TASK REQUIREMENTS
Records follow. Select each line holding "TUGAS".
---------- RECORDS PROVIDED ----------
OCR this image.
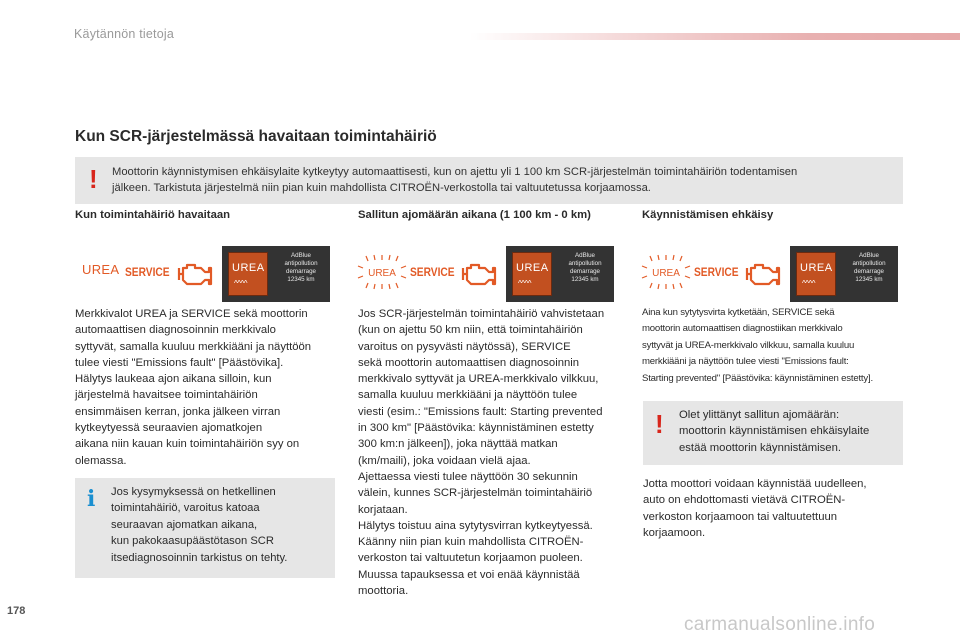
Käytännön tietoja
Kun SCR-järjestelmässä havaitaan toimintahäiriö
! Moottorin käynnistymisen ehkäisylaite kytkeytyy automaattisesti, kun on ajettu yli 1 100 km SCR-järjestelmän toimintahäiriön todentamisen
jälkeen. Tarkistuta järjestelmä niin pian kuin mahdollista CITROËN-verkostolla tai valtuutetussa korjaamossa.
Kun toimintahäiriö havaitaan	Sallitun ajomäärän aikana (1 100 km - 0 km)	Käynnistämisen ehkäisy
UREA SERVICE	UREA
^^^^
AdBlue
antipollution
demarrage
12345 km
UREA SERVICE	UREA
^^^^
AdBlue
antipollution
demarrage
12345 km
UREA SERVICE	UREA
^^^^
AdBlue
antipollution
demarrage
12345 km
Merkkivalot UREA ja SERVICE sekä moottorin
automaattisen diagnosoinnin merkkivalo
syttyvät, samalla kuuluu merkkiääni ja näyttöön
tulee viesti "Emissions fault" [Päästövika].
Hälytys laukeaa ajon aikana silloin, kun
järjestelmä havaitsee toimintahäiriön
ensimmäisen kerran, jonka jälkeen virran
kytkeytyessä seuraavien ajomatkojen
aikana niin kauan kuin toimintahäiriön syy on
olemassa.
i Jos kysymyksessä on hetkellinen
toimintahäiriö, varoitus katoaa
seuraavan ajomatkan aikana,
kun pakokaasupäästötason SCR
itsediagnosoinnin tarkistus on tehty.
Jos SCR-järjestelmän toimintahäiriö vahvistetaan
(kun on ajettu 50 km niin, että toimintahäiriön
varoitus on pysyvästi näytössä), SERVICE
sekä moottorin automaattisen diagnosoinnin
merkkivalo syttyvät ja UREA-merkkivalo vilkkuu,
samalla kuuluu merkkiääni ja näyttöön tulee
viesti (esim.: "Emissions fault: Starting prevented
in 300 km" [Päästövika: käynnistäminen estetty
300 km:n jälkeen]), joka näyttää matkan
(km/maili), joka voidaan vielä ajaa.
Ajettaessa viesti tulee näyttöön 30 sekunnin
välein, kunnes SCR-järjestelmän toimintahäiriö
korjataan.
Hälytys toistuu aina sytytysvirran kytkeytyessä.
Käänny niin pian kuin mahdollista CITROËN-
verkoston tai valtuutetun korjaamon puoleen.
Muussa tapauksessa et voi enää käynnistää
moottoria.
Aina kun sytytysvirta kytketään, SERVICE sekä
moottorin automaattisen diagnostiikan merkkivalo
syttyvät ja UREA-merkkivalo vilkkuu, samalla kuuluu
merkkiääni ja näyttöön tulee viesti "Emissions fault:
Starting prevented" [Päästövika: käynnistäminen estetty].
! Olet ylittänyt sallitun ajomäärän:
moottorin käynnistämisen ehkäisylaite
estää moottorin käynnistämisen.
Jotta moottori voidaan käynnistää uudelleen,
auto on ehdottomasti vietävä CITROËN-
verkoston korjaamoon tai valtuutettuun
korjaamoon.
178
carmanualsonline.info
----------
---------- RECORDS PROVIDED ----------
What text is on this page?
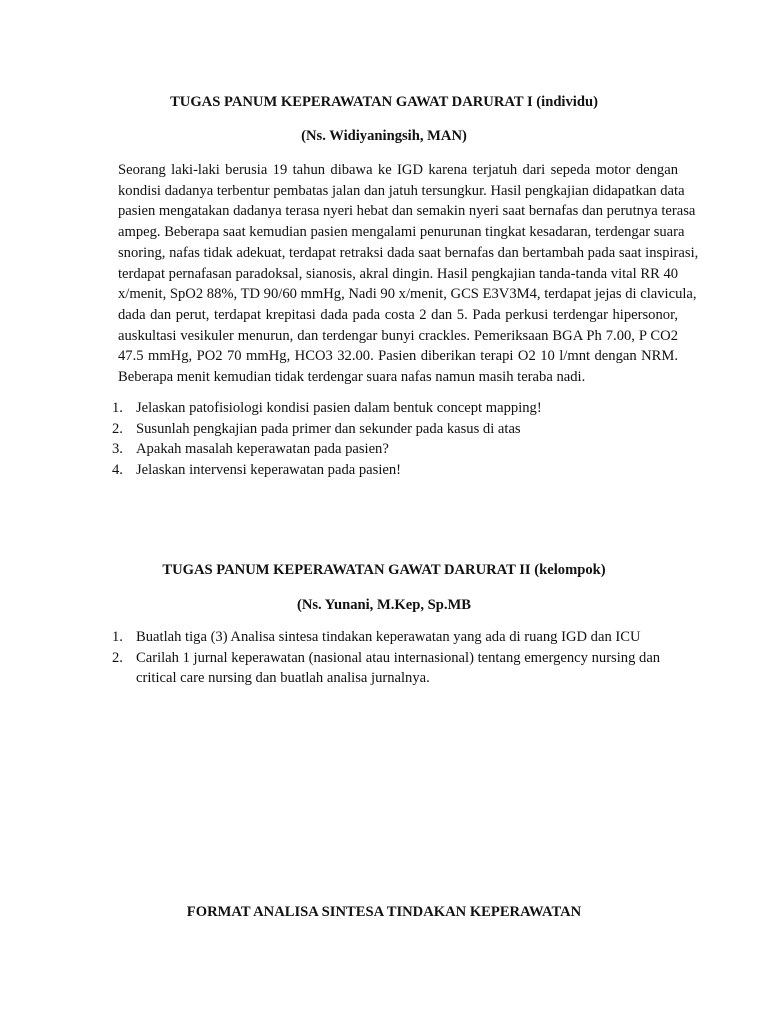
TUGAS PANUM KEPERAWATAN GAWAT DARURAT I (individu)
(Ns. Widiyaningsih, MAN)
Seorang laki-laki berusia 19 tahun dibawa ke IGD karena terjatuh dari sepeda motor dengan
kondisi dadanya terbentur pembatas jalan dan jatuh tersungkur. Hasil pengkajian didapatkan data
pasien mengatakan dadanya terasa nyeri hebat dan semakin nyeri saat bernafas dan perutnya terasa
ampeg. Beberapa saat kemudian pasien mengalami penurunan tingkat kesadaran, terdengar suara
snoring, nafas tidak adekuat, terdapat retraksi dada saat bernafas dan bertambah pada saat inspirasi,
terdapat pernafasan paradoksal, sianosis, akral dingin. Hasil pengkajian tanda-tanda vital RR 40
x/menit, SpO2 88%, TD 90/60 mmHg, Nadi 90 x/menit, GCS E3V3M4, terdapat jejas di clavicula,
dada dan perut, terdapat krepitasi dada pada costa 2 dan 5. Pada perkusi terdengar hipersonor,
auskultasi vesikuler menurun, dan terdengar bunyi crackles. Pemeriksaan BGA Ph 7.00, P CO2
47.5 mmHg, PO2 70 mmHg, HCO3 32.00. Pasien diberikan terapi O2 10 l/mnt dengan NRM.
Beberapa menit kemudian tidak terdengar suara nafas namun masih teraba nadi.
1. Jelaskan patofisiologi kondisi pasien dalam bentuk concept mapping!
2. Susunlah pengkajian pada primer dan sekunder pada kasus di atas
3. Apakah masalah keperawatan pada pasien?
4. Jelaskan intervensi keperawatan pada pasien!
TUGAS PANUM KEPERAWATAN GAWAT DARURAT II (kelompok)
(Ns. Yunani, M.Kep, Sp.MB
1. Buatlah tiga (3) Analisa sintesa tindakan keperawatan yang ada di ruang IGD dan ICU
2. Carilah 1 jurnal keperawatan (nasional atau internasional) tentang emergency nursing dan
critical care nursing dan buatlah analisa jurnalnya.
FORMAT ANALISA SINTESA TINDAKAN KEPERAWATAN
----------
---------- RECORDS PROVIDED ----------
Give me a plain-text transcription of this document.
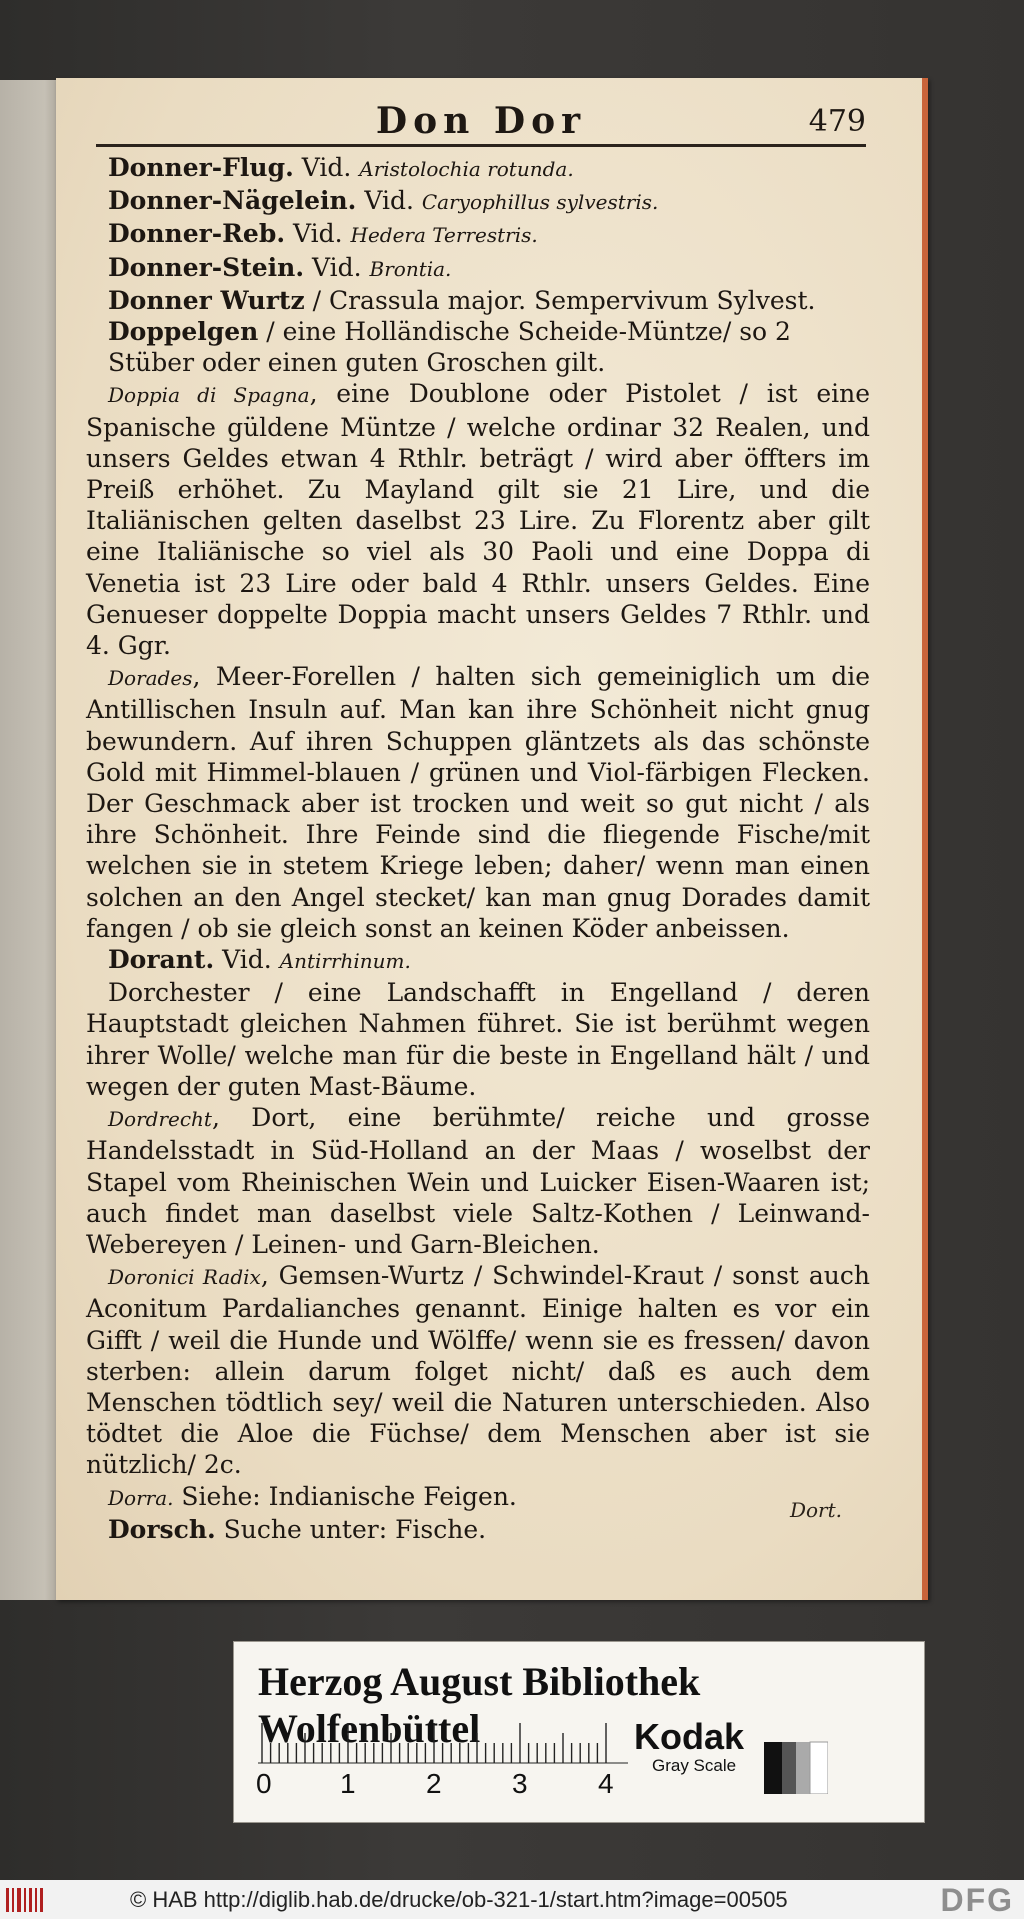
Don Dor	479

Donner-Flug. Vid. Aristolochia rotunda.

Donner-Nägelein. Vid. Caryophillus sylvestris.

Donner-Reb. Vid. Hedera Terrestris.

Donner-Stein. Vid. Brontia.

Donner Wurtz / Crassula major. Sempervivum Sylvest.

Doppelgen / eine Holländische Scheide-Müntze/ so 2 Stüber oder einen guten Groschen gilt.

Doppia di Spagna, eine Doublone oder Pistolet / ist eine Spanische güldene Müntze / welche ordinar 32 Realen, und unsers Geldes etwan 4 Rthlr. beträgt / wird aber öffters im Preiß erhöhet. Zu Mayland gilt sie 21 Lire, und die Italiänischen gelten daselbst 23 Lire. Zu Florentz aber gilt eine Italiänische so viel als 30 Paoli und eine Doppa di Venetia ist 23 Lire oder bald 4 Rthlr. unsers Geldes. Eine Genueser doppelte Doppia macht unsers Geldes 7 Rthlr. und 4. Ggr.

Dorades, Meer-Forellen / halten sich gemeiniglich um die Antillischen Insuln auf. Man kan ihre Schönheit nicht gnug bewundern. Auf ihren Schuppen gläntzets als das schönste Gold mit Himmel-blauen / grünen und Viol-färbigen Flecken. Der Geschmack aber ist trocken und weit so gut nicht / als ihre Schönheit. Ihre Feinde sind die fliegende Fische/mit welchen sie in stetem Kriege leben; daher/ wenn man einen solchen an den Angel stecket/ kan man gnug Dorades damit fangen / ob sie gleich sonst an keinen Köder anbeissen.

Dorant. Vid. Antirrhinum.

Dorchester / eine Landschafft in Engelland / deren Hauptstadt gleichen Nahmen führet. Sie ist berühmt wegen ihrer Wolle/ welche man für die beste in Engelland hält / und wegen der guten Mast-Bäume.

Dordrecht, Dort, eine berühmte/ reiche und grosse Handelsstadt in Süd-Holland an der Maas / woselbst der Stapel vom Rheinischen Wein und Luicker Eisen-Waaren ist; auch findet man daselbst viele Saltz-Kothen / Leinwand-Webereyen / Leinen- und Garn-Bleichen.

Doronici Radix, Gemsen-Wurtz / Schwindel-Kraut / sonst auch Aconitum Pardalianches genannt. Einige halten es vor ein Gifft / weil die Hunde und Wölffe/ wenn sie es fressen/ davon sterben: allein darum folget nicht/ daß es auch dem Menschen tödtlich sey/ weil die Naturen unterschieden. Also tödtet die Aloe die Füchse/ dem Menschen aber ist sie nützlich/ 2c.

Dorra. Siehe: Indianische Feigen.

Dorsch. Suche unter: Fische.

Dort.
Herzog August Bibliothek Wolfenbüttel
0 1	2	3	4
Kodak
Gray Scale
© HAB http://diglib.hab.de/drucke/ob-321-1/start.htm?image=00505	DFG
----------
RESPONSE
TUGAS PANUM KEPERAWATAN GAWAT DARURAT I (individu)
TUGAS PANUM KEPERAWATAN GAWAT DARURAT II (kelompok)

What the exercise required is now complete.